**Supplied data:**

──────

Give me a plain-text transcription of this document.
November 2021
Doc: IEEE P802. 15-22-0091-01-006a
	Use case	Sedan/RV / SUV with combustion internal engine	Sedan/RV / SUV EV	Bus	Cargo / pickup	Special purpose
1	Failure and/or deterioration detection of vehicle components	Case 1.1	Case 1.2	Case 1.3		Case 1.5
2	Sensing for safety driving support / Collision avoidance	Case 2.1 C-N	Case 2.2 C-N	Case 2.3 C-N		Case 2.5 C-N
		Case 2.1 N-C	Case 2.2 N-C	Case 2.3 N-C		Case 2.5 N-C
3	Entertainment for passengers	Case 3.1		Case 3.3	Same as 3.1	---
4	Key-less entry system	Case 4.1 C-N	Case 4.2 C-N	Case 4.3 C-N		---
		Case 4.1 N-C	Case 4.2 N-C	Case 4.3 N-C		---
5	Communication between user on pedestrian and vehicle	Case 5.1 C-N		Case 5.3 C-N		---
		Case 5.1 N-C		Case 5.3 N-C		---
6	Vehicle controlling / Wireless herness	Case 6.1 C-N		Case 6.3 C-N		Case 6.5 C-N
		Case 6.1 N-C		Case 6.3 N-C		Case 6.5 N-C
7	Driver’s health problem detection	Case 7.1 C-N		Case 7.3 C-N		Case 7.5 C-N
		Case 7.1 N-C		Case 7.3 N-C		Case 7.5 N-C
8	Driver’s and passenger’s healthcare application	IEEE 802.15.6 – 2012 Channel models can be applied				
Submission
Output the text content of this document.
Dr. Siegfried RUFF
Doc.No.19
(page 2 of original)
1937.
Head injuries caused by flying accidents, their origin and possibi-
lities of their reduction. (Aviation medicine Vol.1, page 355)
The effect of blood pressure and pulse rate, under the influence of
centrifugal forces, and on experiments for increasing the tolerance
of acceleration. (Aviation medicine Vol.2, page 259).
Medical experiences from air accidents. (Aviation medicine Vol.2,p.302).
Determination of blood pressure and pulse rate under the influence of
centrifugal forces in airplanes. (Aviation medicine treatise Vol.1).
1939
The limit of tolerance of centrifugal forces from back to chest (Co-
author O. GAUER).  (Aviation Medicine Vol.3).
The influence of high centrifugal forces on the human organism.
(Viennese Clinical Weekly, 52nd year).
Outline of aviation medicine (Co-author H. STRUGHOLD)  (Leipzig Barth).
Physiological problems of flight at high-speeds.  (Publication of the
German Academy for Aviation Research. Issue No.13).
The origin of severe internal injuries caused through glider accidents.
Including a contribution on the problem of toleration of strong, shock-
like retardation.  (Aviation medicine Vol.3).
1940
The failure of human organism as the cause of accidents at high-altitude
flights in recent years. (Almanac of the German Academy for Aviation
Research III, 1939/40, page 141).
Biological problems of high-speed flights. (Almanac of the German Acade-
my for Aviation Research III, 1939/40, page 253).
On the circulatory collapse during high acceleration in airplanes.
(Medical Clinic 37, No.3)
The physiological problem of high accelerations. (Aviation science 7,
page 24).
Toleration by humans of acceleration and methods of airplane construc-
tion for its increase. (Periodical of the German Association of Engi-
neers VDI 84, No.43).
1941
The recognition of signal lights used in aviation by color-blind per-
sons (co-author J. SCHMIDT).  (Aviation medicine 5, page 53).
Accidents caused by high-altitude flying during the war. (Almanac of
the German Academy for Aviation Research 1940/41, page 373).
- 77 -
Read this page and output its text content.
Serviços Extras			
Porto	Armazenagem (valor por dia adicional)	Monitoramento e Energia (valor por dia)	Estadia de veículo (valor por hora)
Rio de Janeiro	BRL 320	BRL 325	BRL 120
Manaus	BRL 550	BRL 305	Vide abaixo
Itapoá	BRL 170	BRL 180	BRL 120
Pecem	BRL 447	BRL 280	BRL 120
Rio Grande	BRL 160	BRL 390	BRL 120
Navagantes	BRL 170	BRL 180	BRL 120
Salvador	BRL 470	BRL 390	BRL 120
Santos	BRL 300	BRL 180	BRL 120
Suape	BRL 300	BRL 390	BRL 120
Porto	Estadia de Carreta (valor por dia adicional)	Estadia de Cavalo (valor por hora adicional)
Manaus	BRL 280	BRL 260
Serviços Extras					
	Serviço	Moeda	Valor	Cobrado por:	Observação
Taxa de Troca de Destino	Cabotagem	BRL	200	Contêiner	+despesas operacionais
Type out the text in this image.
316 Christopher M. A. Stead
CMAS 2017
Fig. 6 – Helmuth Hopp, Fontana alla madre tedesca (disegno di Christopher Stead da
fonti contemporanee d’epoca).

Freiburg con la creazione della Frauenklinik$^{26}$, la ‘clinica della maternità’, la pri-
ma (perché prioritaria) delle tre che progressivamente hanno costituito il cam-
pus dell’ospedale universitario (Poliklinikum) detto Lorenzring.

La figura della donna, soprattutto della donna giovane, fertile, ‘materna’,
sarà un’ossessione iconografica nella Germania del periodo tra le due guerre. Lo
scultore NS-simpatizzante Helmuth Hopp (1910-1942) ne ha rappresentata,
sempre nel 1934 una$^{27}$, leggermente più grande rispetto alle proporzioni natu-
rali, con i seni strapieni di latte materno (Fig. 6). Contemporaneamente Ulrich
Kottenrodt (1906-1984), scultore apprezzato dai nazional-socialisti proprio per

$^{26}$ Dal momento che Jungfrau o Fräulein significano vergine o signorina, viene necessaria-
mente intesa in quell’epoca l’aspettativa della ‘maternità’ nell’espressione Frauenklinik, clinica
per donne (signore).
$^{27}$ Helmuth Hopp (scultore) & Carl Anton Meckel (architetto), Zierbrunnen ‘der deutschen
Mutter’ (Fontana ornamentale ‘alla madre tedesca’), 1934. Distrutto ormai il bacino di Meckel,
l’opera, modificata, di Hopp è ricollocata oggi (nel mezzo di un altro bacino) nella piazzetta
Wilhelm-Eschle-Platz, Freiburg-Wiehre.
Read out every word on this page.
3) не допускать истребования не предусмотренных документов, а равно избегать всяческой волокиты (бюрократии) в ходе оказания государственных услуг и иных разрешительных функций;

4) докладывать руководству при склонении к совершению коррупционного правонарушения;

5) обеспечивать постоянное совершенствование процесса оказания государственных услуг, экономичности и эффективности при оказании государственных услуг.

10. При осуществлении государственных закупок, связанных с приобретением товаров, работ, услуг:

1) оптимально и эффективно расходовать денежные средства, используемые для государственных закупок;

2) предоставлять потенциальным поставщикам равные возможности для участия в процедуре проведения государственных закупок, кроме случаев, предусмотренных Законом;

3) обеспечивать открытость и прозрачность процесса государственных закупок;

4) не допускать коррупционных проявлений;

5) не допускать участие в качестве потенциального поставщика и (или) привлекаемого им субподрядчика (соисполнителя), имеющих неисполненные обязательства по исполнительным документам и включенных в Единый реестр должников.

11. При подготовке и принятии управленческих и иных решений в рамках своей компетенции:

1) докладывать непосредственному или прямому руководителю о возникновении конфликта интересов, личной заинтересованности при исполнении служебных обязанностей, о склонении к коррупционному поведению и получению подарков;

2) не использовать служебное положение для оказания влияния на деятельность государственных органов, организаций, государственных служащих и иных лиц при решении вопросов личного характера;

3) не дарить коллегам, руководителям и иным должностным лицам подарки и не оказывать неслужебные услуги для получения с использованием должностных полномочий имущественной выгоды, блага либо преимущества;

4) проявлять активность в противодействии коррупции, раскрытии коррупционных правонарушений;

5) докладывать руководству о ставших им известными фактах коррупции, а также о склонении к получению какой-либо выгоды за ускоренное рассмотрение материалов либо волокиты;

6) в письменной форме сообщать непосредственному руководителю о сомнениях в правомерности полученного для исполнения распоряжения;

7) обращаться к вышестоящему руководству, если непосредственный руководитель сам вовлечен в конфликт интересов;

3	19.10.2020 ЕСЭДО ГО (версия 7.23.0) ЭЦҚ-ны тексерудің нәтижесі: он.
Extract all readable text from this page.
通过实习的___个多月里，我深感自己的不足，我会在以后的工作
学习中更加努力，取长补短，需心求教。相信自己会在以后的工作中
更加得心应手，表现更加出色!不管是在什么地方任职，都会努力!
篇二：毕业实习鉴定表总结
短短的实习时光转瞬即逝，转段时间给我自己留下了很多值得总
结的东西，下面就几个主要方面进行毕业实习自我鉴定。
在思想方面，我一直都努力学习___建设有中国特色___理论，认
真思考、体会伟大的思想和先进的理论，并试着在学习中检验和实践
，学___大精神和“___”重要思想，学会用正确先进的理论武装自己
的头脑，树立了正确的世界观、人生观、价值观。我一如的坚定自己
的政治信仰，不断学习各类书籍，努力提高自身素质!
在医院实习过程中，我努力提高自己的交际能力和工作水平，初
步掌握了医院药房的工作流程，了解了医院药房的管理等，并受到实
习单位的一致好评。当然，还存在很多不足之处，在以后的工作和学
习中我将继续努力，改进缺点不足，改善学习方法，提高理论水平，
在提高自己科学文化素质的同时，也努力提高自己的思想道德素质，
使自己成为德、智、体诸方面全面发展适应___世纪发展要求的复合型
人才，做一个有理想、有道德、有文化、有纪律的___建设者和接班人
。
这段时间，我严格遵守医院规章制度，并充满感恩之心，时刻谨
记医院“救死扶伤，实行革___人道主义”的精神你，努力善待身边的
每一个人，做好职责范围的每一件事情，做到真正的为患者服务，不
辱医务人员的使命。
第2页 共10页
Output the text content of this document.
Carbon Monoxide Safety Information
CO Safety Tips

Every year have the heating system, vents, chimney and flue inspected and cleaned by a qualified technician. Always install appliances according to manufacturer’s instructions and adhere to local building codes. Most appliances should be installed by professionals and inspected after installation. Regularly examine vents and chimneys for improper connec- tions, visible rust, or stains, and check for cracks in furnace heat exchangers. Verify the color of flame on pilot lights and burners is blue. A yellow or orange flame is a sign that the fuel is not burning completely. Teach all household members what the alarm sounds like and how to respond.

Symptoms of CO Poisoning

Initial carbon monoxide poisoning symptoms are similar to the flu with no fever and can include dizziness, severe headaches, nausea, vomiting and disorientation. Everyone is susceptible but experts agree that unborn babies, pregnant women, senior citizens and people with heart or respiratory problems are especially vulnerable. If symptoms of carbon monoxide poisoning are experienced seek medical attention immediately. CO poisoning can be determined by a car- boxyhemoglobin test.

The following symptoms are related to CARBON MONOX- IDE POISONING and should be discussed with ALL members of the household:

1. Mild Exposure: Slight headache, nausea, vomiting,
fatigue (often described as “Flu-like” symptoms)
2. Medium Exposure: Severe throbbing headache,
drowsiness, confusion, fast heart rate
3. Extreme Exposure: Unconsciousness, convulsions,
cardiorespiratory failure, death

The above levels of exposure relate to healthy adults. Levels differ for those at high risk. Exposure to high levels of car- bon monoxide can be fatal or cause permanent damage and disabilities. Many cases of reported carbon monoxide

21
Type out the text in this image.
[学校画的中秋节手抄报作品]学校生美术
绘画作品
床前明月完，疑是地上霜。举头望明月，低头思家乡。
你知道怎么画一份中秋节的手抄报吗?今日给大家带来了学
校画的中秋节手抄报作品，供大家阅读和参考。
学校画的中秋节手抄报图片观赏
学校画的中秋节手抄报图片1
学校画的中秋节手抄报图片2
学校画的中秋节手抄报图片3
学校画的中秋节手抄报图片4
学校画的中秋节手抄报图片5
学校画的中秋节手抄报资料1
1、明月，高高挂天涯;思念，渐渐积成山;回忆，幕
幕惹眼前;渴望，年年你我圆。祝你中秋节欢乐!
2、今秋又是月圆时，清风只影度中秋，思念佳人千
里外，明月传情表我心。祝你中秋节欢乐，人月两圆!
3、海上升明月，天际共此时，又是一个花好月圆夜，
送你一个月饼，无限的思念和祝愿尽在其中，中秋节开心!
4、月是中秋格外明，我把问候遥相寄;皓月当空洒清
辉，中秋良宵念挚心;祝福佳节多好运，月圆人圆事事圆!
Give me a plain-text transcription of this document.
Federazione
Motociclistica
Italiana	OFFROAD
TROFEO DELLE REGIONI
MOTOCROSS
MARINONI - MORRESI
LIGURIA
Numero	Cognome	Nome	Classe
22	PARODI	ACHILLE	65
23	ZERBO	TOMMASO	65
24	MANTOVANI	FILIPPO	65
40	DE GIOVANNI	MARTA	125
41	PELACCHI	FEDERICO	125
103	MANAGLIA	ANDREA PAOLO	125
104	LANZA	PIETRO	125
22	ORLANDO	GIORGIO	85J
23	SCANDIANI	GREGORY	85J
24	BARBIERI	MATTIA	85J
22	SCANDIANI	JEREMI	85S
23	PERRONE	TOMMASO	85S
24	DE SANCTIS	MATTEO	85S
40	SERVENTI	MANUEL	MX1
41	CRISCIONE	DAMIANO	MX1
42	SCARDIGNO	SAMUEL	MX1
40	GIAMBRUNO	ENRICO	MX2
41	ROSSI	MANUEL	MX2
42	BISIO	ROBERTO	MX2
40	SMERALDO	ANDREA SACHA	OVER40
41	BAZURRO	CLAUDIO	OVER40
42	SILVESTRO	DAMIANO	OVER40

──────

**Your task:** Going through the data above, count the lines where the string "detection" appears, and answer with only that number.

**Task response:** 2